■ **WHAT YOU ARE ASKED TO DO**: Without the pictures, copy all the entries below exactly.

[Entries with figure data]
<<<<

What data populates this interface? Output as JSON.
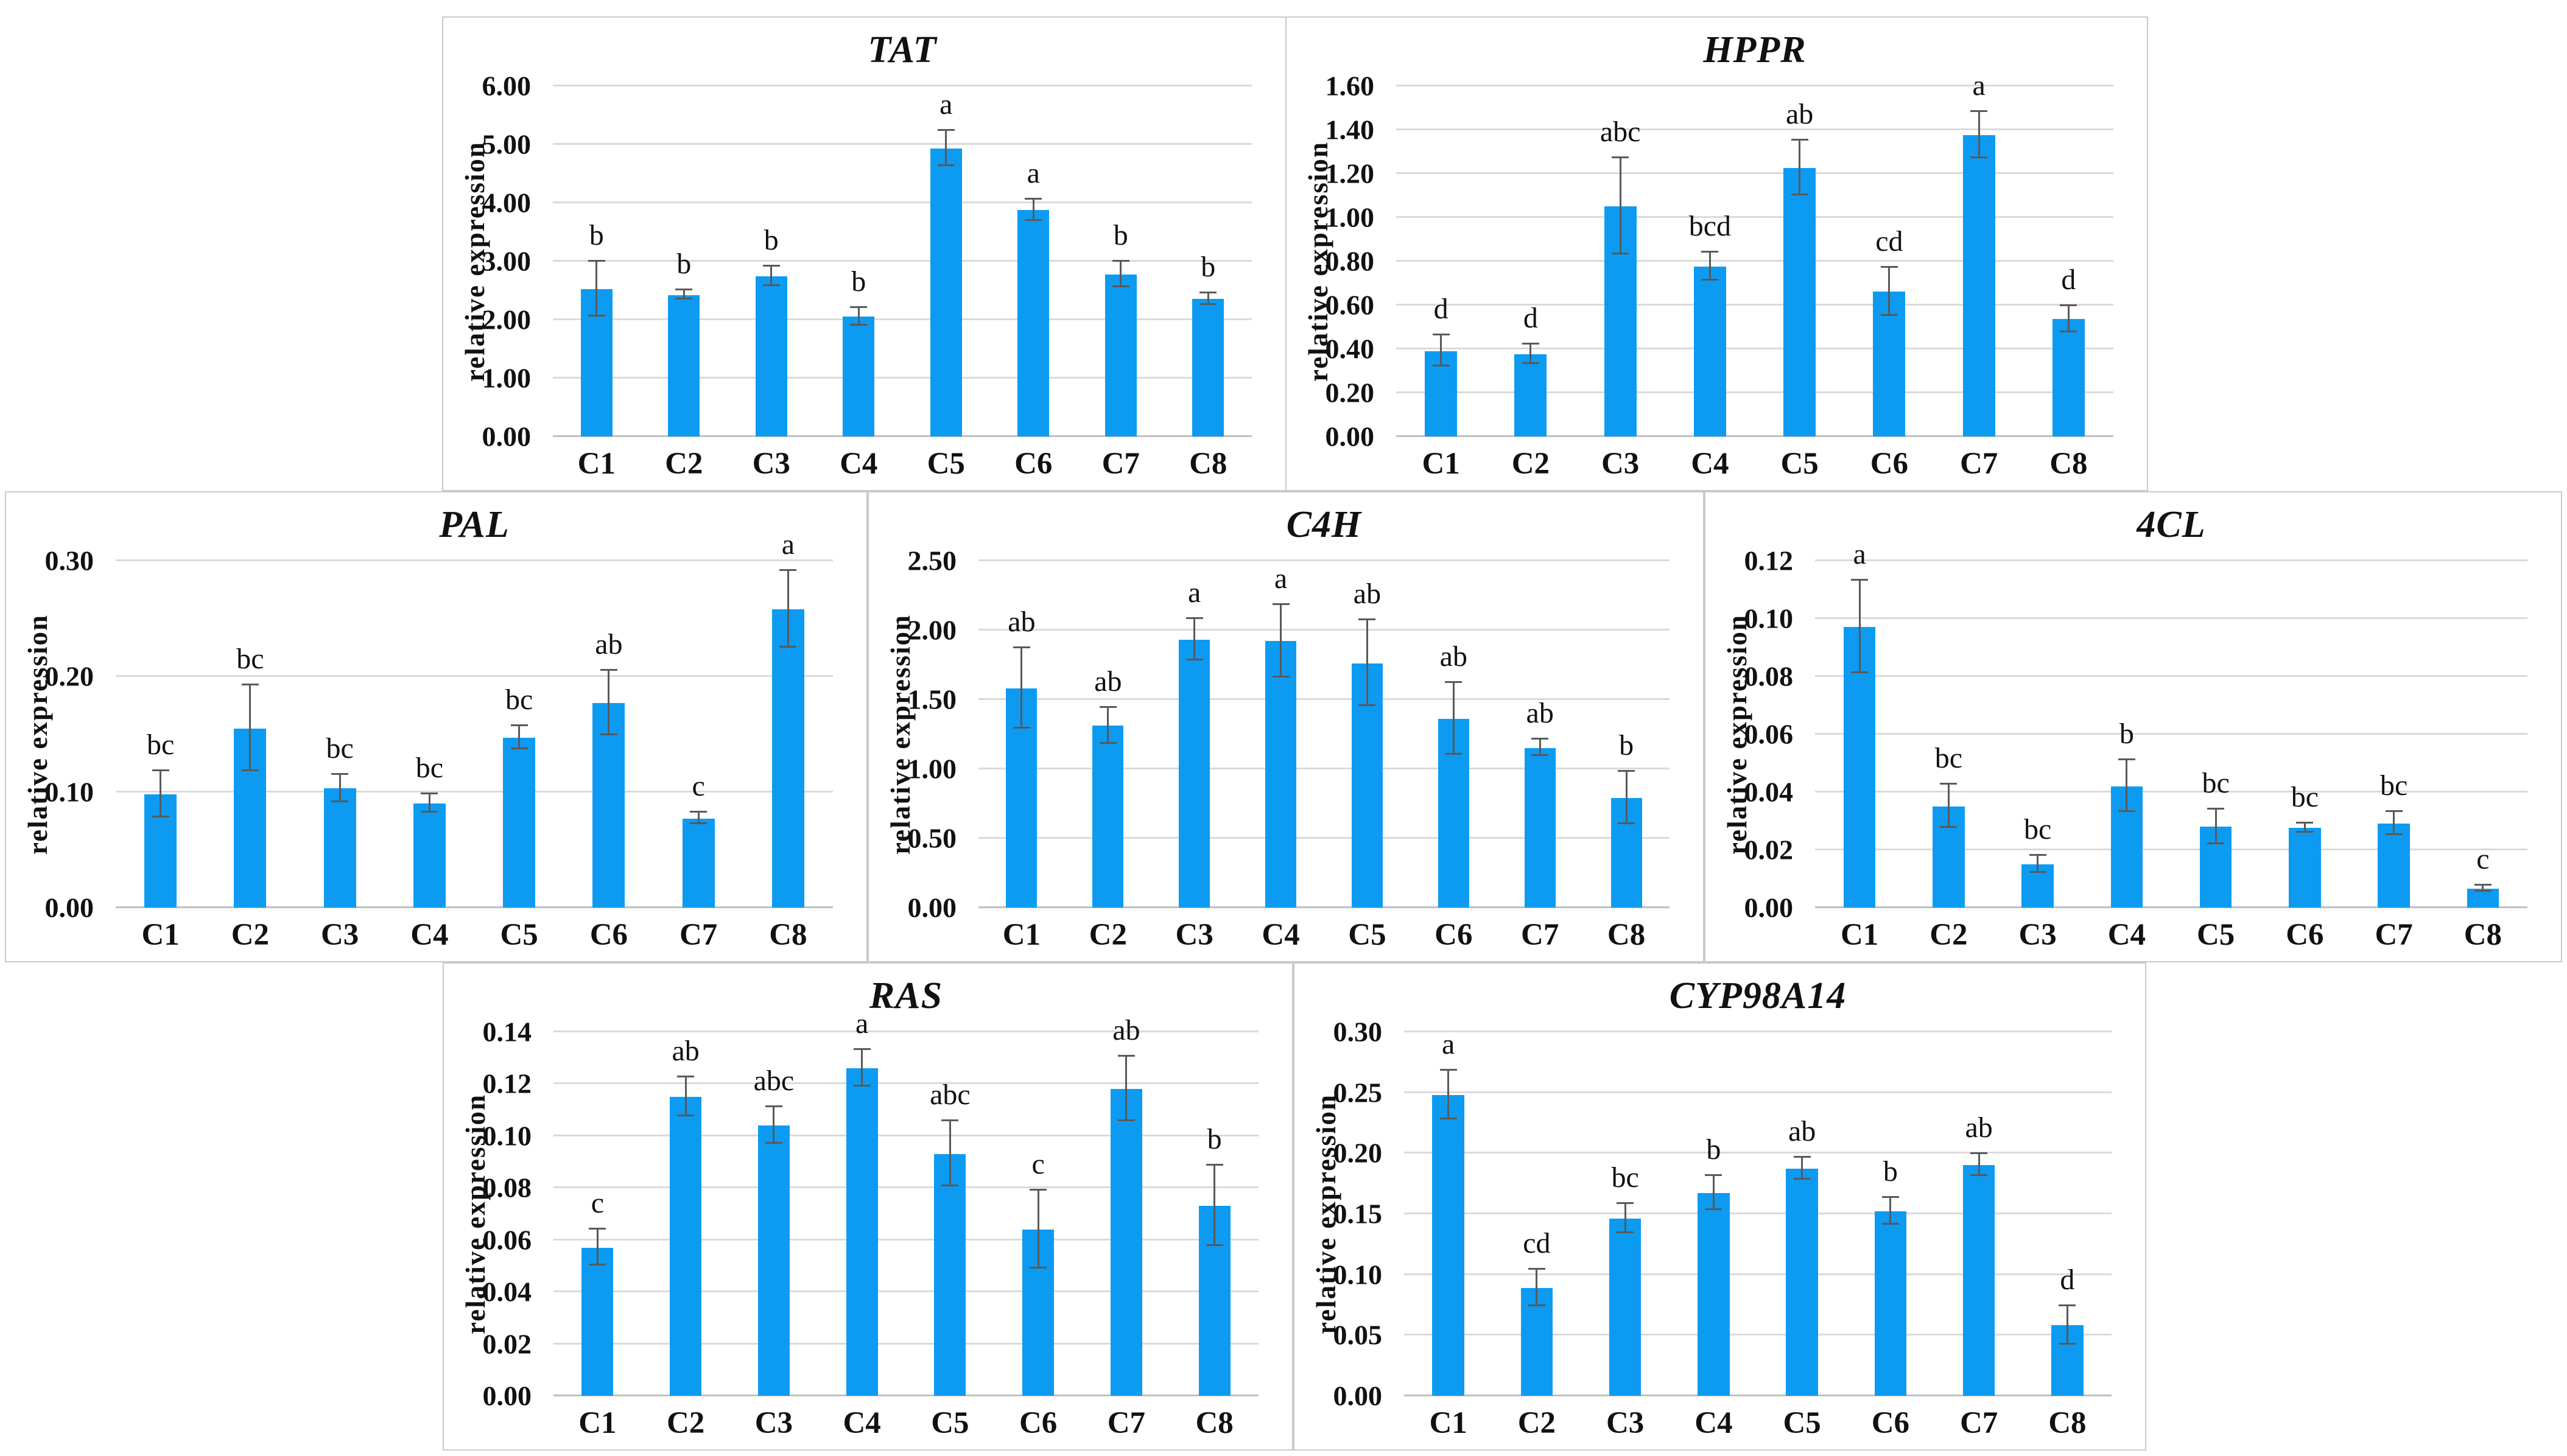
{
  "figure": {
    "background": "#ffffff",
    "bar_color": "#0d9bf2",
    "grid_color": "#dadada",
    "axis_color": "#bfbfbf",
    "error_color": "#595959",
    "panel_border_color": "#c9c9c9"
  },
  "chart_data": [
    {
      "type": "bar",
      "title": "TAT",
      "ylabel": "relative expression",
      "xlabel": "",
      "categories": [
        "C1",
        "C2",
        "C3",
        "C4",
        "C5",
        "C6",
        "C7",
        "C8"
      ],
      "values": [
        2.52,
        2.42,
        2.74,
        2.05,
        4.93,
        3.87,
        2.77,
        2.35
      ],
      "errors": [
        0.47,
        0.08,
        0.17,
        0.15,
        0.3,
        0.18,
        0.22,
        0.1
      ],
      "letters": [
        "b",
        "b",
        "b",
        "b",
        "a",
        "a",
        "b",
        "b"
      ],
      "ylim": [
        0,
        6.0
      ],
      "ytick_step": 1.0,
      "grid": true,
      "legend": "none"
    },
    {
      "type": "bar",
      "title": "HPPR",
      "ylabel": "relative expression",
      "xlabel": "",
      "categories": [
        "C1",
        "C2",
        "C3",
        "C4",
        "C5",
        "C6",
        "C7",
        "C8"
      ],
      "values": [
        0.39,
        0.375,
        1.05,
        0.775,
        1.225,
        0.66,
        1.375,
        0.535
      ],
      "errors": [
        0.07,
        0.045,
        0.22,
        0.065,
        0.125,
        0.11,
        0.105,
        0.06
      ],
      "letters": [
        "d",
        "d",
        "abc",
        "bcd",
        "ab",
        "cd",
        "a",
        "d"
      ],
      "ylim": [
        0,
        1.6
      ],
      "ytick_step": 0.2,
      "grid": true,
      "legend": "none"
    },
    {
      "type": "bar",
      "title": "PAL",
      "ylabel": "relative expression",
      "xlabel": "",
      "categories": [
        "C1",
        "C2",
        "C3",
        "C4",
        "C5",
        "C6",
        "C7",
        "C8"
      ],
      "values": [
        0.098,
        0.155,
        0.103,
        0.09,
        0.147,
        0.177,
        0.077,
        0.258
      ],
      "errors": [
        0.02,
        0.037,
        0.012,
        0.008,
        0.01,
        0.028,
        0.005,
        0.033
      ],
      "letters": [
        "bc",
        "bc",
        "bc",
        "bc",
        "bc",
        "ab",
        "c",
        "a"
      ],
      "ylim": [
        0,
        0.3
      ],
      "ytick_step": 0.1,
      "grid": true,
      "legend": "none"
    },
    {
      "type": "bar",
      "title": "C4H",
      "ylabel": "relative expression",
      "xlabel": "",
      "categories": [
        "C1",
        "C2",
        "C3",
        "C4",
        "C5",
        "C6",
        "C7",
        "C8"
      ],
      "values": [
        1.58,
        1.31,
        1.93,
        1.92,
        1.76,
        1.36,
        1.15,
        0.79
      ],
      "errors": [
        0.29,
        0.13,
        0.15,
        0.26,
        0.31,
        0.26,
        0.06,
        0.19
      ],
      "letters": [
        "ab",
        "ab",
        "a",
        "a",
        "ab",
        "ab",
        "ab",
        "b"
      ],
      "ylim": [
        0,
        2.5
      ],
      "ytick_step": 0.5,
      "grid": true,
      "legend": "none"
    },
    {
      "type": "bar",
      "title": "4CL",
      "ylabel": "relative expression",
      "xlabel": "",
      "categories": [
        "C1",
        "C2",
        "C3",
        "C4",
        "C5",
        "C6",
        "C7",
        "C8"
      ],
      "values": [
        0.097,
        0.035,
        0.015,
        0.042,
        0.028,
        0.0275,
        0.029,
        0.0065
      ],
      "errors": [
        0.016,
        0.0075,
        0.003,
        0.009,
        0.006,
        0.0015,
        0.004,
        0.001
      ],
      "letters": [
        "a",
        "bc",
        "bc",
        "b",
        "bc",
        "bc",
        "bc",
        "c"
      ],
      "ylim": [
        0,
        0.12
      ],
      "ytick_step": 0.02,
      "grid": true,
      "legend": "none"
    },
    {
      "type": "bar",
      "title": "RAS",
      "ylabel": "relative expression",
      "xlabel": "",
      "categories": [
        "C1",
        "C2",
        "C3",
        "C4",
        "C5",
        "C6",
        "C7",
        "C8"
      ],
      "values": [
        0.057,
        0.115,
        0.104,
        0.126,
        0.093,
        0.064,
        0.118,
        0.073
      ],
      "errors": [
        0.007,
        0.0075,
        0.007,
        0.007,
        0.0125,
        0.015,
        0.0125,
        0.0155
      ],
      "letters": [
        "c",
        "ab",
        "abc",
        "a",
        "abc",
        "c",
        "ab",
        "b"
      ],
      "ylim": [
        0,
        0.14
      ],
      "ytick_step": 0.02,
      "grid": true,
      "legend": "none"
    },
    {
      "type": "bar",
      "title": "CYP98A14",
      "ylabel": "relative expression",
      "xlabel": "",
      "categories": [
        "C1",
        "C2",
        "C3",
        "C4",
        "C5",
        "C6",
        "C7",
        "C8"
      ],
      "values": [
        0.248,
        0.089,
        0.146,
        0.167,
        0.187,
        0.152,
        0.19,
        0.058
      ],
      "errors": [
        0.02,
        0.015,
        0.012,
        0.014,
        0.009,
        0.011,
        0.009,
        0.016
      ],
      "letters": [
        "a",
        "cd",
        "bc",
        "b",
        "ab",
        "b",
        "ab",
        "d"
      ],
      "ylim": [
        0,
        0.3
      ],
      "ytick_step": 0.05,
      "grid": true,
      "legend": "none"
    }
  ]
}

>>>>

■ **THE SOLUTION**:
What data populates this interface? Output as JSON.
{
  "figure": {
    "background": "#ffffff",
    "bar_color": "#0d9bf2",
    "grid_color": "#dadada",
    "axis_color": "#bfbfbf",
    "error_color": "#595959",
    "panel_border_color": "#c9c9c9"
  },
  "chart_data": [
    {
      "type": "bar",
      "title": "TAT",
      "ylabel": "relative expression",
      "xlabel": "",
      "categories": [
        "C1",
        "C2",
        "C3",
        "C4",
        "C5",
        "C6",
        "C7",
        "C8"
      ],
      "values": [
        2.52,
        2.42,
        2.74,
        2.05,
        4.93,
        3.87,
        2.77,
        2.35
      ],
      "errors": [
        0.47,
        0.08,
        0.17,
        0.15,
        0.3,
        0.18,
        0.22,
        0.1
      ],
      "letters": [
        "b",
        "b",
        "b",
        "b",
        "a",
        "a",
        "b",
        "b"
      ],
      "ylim": [
        0,
        6.0
      ],
      "ytick_step": 1.0,
      "grid": true,
      "legend": "none"
    },
    {
      "type": "bar",
      "title": "HPPR",
      "ylabel": "relative expression",
      "xlabel": "",
      "categories": [
        "C1",
        "C2",
        "C3",
        "C4",
        "C5",
        "C6",
        "C7",
        "C8"
      ],
      "values": [
        0.39,
        0.375,
        1.05,
        0.775,
        1.225,
        0.66,
        1.375,
        0.535
      ],
      "errors": [
        0.07,
        0.045,
        0.22,
        0.065,
        0.125,
        0.11,
        0.105,
        0.06
      ],
      "letters": [
        "d",
        "d",
        "abc",
        "bcd",
        "ab",
        "cd",
        "a",
        "d"
      ],
      "ylim": [
        0,
        1.6
      ],
      "ytick_step": 0.2,
      "grid": true,
      "legend": "none"
    },
    {
      "type": "bar",
      "title": "PAL",
      "ylabel": "relative expression",
      "xlabel": "",
      "categories": [
        "C1",
        "C2",
        "C3",
        "C4",
        "C5",
        "C6",
        "C7",
        "C8"
      ],
      "values": [
        0.098,
        0.155,
        0.103,
        0.09,
        0.147,
        0.177,
        0.077,
        0.258
      ],
      "errors": [
        0.02,
        0.037,
        0.012,
        0.008,
        0.01,
        0.028,
        0.005,
        0.033
      ],
      "letters": [
        "bc",
        "bc",
        "bc",
        "bc",
        "bc",
        "ab",
        "c",
        "a"
      ],
      "ylim": [
        0,
        0.3
      ],
      "ytick_step": 0.1,
      "grid": true,
      "legend": "none"
    },
    {
      "type": "bar",
      "title": "C4H",
      "ylabel": "relative expression",
      "xlabel": "",
      "categories": [
        "C1",
        "C2",
        "C3",
        "C4",
        "C5",
        "C6",
        "C7",
        "C8"
      ],
      "values": [
        1.58,
        1.31,
        1.93,
        1.92,
        1.76,
        1.36,
        1.15,
        0.79
      ],
      "errors": [
        0.29,
        0.13,
        0.15,
        0.26,
        0.31,
        0.26,
        0.06,
        0.19
      ],
      "letters": [
        "ab",
        "ab",
        "a",
        "a",
        "ab",
        "ab",
        "ab",
        "b"
      ],
      "ylim": [
        0,
        2.5
      ],
      "ytick_step": 0.5,
      "grid": true,
      "legend": "none"
    },
    {
      "type": "bar",
      "title": "4CL",
      "ylabel": "relative expression",
      "xlabel": "",
      "categories": [
        "C1",
        "C2",
        "C3",
        "C4",
        "C5",
        "C6",
        "C7",
        "C8"
      ],
      "values": [
        0.097,
        0.035,
        0.015,
        0.042,
        0.028,
        0.0275,
        0.029,
        0.0065
      ],
      "errors": [
        0.016,
        0.0075,
        0.003,
        0.009,
        0.006,
        0.0015,
        0.004,
        0.001
      ],
      "letters": [
        "a",
        "bc",
        "bc",
        "b",
        "bc",
        "bc",
        "bc",
        "c"
      ],
      "ylim": [
        0,
        0.12
      ],
      "ytick_step": 0.02,
      "grid": true,
      "legend": "none"
    },
    {
      "type": "bar",
      "title": "RAS",
      "ylabel": "relative expression",
      "xlabel": "",
      "categories": [
        "C1",
        "C2",
        "C3",
        "C4",
        "C5",
        "C6",
        "C7",
        "C8"
      ],
      "values": [
        0.057,
        0.115,
        0.104,
        0.126,
        0.093,
        0.064,
        0.118,
        0.073
      ],
      "errors": [
        0.007,
        0.0075,
        0.007,
        0.007,
        0.0125,
        0.015,
        0.0125,
        0.0155
      ],
      "letters": [
        "c",
        "ab",
        "abc",
        "a",
        "abc",
        "c",
        "ab",
        "b"
      ],
      "ylim": [
        0,
        0.14
      ],
      "ytick_step": 0.02,
      "grid": true,
      "legend": "none"
    },
    {
      "type": "bar",
      "title": "CYP98A14",
      "ylabel": "relative expression",
      "xlabel": "",
      "categories": [
        "C1",
        "C2",
        "C3",
        "C4",
        "C5",
        "C6",
        "C7",
        "C8"
      ],
      "values": [
        0.248,
        0.089,
        0.146,
        0.167,
        0.187,
        0.152,
        0.19,
        0.058
      ],
      "errors": [
        0.02,
        0.015,
        0.012,
        0.014,
        0.009,
        0.011,
        0.009,
        0.016
      ],
      "letters": [
        "a",
        "cd",
        "bc",
        "b",
        "ab",
        "b",
        "ab",
        "d"
      ],
      "ylim": [
        0,
        0.3
      ],
      "ytick_step": 0.05,
      "grid": true,
      "legend": "none"
    }
  ]
}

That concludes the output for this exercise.